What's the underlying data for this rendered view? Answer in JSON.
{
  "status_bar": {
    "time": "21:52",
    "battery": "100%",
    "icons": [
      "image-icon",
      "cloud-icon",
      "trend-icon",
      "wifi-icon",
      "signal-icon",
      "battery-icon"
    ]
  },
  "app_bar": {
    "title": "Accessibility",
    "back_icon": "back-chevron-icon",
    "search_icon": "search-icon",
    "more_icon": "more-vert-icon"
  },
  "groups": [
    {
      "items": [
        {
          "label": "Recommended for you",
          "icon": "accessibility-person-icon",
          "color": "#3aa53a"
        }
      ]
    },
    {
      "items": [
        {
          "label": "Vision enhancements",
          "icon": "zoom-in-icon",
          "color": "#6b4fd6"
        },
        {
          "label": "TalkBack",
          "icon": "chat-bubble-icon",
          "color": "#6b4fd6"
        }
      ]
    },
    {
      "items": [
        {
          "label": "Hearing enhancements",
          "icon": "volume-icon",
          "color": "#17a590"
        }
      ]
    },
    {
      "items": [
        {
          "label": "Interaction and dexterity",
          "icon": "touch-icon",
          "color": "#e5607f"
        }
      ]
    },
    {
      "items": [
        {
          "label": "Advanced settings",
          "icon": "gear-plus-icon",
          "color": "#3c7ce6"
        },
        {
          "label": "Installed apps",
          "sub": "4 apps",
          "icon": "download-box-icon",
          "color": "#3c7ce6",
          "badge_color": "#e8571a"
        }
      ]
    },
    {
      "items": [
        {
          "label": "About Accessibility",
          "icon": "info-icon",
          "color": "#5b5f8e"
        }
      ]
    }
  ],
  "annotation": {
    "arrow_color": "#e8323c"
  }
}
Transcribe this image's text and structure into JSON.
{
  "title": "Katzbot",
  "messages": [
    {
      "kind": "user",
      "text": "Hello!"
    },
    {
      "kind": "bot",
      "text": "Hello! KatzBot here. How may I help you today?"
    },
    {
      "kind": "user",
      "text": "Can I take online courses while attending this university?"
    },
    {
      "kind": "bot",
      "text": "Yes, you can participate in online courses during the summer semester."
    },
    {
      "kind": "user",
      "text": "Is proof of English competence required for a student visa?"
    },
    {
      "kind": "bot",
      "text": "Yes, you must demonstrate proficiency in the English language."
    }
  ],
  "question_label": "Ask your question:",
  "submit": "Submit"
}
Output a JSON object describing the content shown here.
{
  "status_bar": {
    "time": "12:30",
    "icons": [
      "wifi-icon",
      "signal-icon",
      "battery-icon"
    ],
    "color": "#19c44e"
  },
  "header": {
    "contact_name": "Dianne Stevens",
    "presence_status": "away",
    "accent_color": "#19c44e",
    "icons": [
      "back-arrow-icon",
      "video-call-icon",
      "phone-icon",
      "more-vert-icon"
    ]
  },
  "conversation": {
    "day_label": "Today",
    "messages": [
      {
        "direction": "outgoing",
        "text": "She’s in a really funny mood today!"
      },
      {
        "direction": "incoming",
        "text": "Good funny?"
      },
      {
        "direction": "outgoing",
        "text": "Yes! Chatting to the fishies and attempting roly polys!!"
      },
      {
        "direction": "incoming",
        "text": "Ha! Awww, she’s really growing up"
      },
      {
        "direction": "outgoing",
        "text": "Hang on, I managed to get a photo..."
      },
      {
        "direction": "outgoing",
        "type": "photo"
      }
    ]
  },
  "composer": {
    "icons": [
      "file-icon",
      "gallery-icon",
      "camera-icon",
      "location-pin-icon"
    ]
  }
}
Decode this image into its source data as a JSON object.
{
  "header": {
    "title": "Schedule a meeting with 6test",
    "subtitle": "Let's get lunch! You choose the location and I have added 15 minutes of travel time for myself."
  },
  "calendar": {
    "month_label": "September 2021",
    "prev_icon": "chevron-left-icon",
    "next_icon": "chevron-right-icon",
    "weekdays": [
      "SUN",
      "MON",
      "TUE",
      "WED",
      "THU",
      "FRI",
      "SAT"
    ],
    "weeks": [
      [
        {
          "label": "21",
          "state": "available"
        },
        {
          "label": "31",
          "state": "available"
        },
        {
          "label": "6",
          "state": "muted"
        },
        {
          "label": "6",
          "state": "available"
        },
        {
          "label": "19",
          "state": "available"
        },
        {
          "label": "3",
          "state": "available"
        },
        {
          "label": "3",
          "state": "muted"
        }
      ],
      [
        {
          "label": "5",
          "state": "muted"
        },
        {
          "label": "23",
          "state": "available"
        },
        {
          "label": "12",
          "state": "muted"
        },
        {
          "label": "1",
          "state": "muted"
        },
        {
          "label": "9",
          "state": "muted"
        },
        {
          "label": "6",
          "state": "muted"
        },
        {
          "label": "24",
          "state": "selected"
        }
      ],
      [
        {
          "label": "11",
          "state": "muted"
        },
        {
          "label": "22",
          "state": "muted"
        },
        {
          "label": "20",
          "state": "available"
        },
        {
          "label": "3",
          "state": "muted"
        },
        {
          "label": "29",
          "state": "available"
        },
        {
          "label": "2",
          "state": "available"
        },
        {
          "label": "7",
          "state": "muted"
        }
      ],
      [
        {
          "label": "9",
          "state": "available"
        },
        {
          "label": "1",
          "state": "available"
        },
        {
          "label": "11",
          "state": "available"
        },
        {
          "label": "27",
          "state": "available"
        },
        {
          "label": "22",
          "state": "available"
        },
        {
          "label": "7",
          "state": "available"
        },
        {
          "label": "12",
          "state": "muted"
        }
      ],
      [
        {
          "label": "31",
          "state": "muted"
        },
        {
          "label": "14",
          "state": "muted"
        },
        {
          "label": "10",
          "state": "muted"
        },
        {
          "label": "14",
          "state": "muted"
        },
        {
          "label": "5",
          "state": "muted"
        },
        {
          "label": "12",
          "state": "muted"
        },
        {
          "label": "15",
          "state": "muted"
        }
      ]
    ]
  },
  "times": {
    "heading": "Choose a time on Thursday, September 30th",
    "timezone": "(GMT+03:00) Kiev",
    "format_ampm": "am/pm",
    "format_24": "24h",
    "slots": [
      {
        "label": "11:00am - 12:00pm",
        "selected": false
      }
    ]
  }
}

- _EXERCISE INSTRUCTIONS_: Return every line holding the word "JSON" from the records.

- _ANSWER TO THE TASK_:
What's the underlying data for this rendered view? Answer in JSON.
Transcribe this image's text and structure into JSON.
Output a JSON object describing the content shown here.
Decode this image into its source data as a JSON object.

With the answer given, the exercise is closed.